Exercise instructions: Count how many lines of the material below have the word "fabbricati" and give only the number.

Dataset rows:
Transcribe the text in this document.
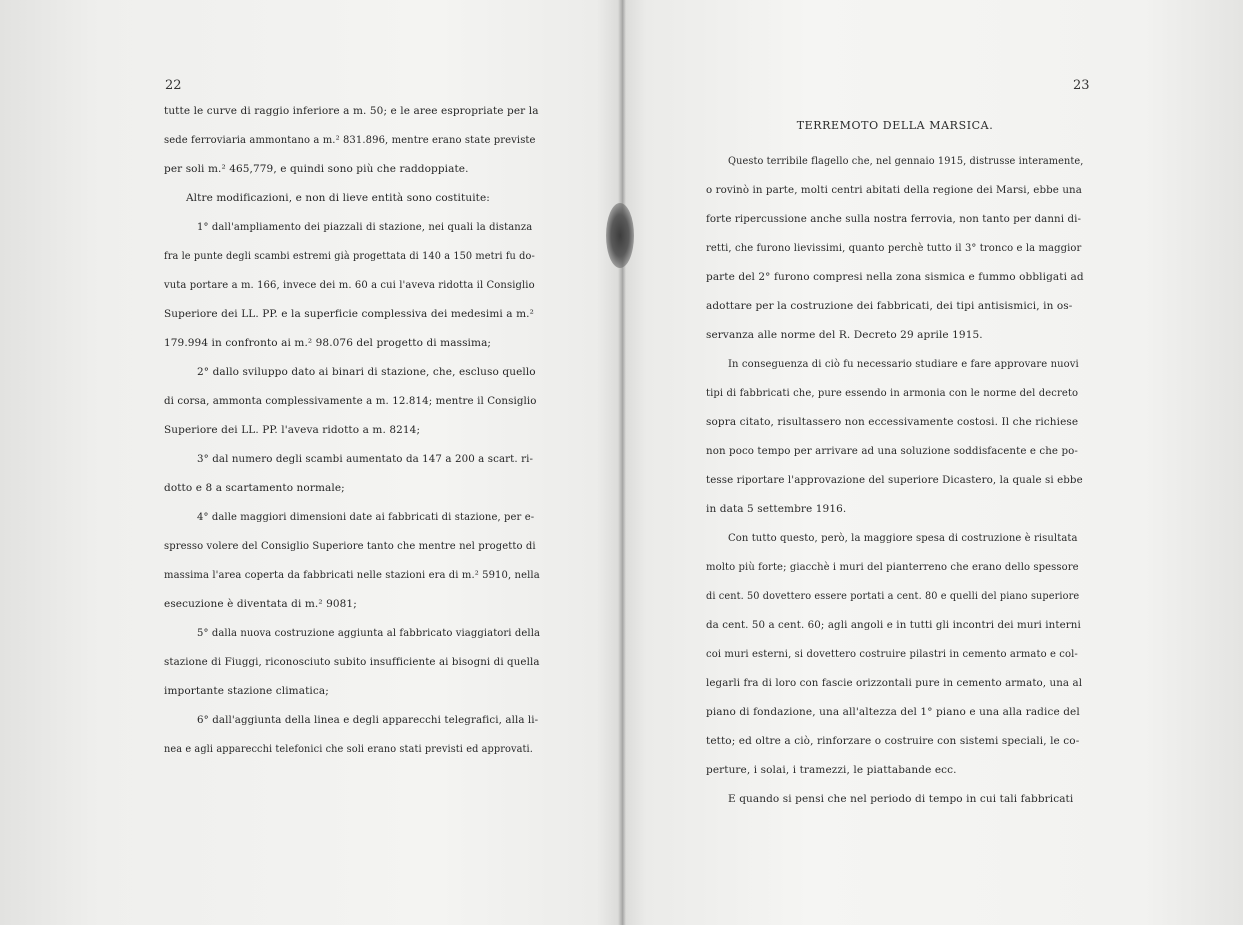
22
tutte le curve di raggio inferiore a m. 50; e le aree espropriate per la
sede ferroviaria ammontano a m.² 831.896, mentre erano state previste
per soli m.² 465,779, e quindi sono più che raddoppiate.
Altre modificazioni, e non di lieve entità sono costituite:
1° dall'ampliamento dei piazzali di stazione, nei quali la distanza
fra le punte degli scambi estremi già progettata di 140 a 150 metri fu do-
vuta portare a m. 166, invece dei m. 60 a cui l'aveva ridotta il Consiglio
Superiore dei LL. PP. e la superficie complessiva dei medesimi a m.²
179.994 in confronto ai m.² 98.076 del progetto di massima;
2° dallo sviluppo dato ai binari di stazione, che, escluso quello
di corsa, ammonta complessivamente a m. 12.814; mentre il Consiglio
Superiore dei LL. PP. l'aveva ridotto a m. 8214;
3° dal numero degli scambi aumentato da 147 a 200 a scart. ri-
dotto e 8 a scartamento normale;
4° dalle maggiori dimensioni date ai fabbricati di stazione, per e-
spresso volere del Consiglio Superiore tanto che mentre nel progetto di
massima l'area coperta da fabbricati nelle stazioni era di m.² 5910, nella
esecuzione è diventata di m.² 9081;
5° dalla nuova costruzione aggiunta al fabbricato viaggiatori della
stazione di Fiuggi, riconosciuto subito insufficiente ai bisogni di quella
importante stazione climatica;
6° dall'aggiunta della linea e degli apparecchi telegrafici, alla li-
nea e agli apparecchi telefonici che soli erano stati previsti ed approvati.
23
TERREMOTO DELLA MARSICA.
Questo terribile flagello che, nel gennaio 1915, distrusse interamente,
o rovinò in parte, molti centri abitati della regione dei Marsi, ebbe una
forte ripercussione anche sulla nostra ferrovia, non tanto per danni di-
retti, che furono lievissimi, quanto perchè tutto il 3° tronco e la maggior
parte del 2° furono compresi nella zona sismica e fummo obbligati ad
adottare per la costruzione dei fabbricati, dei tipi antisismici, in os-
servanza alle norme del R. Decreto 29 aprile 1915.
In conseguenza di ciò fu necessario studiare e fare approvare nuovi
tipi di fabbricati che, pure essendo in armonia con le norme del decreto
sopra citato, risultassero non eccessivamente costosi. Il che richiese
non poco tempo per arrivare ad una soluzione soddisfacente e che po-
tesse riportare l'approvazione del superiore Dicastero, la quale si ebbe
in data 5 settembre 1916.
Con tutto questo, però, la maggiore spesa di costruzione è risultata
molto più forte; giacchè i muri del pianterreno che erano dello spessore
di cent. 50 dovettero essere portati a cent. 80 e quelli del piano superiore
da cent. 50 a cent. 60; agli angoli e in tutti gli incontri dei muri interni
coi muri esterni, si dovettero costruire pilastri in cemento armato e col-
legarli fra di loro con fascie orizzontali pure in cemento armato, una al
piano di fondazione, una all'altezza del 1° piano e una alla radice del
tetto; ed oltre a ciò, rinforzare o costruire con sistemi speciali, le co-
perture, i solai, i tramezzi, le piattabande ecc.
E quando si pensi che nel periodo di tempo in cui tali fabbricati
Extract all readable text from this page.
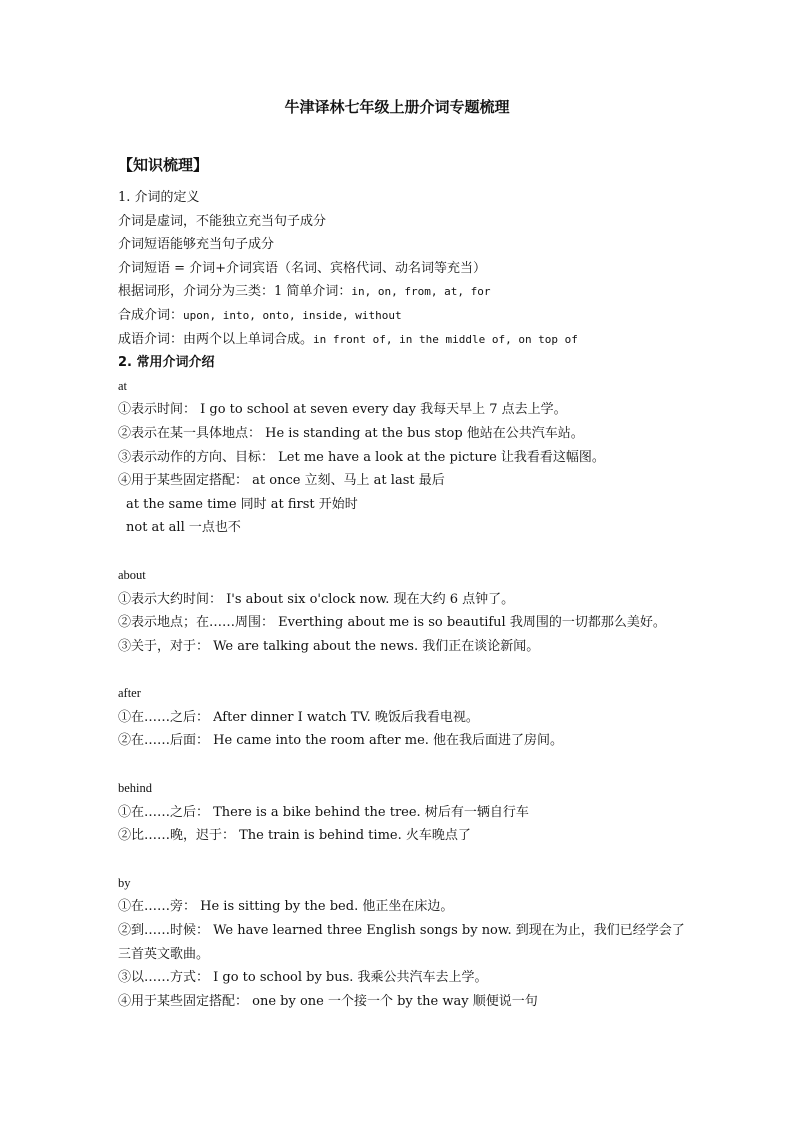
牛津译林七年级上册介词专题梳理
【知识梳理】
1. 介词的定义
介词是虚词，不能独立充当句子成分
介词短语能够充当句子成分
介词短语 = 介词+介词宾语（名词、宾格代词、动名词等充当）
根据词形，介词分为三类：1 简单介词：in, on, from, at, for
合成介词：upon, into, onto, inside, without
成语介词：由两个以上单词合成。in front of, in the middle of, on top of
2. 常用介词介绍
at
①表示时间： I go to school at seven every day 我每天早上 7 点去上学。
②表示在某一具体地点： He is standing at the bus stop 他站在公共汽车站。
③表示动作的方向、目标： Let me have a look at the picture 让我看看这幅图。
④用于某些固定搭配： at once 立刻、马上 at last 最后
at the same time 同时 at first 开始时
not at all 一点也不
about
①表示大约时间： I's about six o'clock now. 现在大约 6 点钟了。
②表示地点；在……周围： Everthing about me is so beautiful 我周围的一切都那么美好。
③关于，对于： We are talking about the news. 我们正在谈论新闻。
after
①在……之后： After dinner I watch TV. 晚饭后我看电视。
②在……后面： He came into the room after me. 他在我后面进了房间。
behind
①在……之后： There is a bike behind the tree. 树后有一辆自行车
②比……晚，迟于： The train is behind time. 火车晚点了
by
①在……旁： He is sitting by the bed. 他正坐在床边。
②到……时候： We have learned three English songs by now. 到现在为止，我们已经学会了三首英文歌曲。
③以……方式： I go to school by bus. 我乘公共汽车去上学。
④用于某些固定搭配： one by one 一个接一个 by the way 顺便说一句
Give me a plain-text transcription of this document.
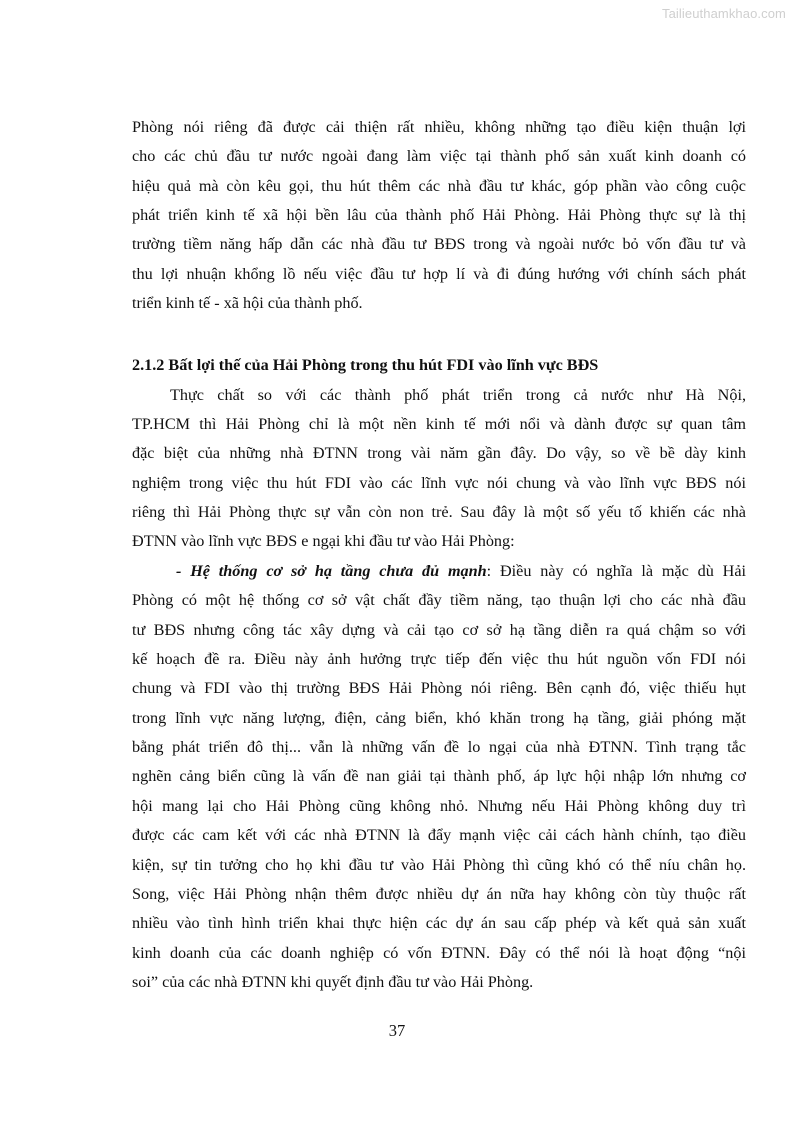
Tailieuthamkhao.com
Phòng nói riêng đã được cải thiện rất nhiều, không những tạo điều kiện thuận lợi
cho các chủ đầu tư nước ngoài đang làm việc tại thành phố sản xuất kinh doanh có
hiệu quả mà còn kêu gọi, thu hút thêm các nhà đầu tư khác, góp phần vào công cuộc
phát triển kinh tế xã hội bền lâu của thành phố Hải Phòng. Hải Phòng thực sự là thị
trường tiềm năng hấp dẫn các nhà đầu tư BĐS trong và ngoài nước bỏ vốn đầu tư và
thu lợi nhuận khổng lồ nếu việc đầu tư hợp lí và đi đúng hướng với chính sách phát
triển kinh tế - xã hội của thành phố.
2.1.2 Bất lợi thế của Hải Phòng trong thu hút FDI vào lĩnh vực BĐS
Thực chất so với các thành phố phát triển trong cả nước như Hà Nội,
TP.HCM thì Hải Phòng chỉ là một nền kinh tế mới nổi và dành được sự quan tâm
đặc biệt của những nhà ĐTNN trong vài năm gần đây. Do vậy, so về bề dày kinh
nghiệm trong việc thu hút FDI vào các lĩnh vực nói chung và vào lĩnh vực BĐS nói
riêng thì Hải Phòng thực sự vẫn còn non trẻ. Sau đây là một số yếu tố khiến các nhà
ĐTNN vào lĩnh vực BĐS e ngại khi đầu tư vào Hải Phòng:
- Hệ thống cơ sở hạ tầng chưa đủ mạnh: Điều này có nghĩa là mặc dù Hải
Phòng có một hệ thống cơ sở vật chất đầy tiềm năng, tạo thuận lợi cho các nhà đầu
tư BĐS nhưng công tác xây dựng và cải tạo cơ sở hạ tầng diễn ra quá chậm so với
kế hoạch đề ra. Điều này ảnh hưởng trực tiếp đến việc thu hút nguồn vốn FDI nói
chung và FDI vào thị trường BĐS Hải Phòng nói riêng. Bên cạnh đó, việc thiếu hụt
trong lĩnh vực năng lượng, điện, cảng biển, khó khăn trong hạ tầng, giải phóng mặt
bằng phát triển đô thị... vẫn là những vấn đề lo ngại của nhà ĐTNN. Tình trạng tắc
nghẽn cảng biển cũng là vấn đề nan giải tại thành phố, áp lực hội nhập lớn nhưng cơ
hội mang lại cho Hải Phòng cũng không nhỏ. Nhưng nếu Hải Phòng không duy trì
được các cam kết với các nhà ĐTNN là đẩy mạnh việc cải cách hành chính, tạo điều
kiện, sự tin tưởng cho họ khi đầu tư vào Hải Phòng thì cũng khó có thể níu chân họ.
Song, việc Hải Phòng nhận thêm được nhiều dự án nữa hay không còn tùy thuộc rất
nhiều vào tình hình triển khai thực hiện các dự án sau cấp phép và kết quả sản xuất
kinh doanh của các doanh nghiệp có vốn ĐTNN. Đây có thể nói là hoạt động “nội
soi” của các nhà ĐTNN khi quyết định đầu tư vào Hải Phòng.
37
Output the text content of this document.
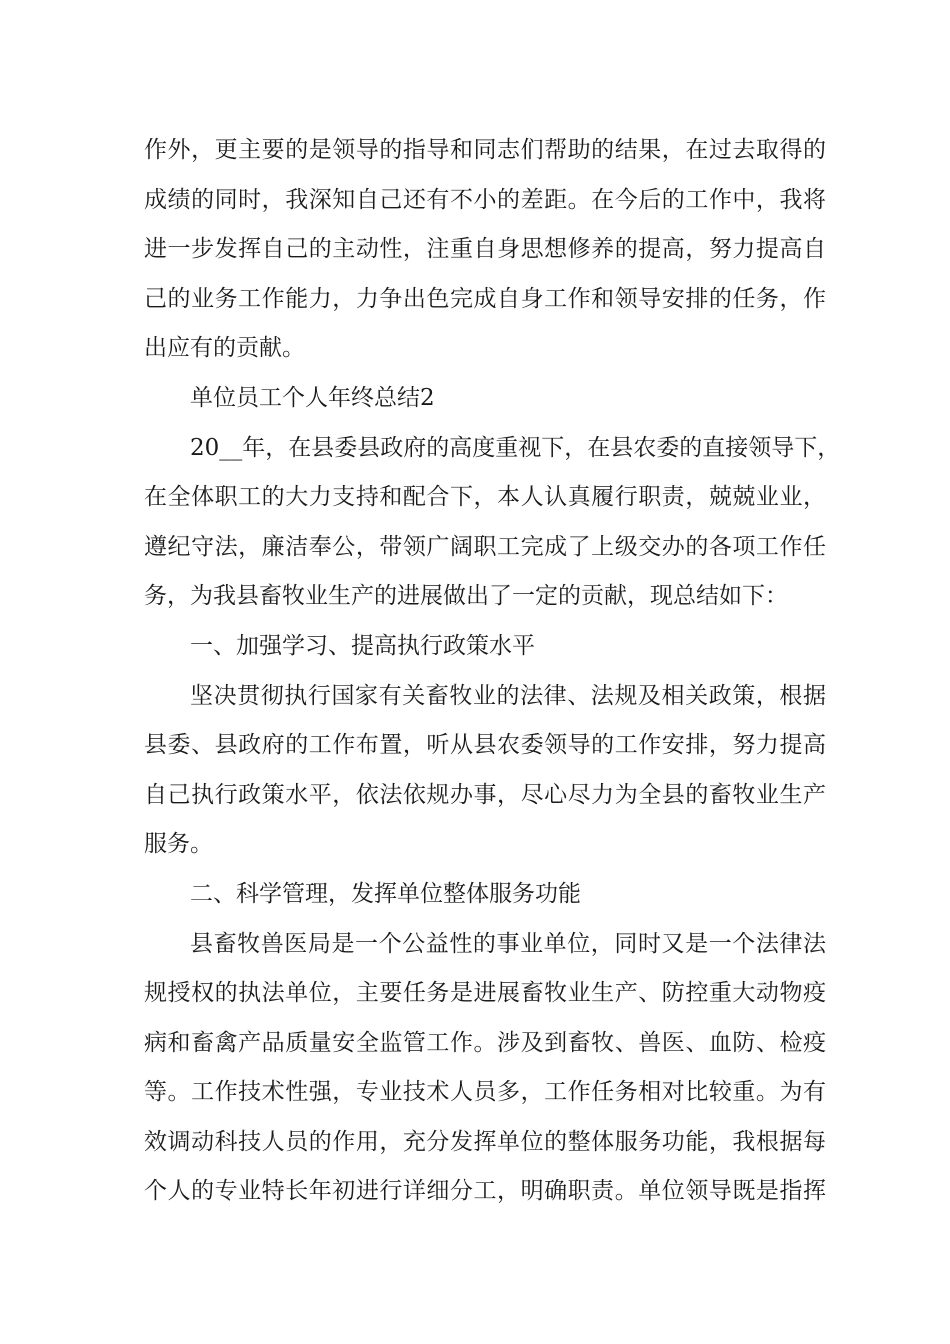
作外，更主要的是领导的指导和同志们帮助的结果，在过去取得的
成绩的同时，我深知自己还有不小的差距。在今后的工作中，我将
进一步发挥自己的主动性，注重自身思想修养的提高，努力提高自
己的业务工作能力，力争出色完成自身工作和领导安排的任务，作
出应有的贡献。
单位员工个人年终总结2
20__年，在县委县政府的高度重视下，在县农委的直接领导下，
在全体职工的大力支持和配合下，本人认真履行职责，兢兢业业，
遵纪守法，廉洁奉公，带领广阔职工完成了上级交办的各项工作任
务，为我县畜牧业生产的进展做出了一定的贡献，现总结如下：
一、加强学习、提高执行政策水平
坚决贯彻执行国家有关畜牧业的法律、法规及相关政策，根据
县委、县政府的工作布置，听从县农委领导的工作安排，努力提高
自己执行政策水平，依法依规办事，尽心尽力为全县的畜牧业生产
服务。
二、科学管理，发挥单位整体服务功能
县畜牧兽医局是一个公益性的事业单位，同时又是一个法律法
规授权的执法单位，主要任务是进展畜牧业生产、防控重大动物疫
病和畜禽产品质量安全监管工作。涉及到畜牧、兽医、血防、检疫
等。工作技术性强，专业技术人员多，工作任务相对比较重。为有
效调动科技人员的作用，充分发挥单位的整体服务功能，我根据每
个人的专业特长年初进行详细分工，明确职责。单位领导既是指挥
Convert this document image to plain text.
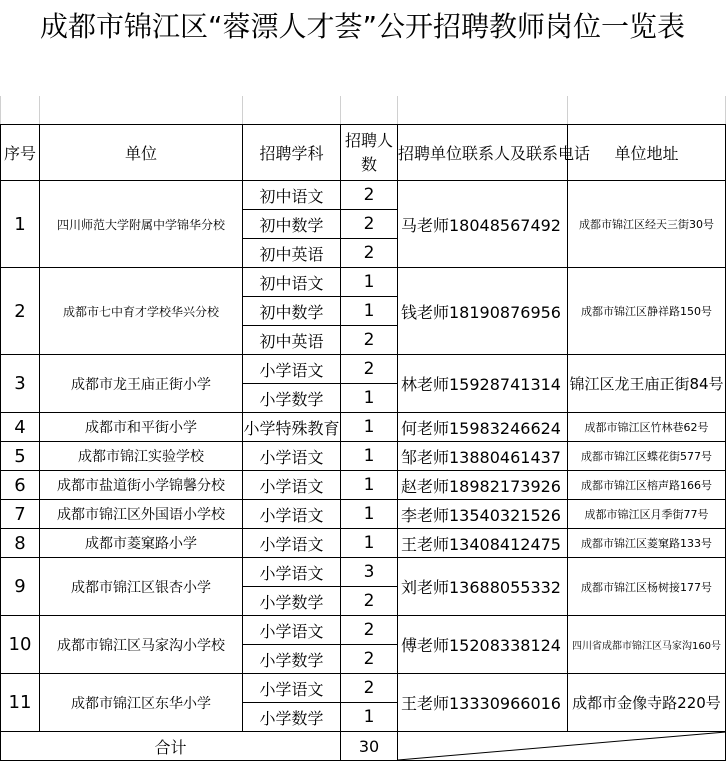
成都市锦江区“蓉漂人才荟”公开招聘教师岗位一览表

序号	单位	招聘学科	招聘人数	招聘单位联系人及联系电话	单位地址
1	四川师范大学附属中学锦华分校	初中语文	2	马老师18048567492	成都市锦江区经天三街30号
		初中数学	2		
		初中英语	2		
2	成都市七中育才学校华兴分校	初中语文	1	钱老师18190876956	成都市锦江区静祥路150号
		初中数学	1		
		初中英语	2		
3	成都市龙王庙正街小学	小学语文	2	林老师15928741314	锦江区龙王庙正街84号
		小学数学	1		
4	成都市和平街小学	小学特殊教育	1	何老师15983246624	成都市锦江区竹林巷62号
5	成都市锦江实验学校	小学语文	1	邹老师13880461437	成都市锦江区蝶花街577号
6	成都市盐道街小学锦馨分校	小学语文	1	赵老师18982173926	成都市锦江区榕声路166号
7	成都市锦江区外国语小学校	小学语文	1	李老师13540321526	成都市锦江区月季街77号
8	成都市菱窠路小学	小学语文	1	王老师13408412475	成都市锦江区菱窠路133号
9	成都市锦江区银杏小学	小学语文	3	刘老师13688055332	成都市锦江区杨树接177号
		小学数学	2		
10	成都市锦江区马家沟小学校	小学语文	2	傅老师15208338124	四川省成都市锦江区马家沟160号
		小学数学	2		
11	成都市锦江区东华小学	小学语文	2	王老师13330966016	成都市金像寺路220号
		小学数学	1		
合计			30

Written response: 5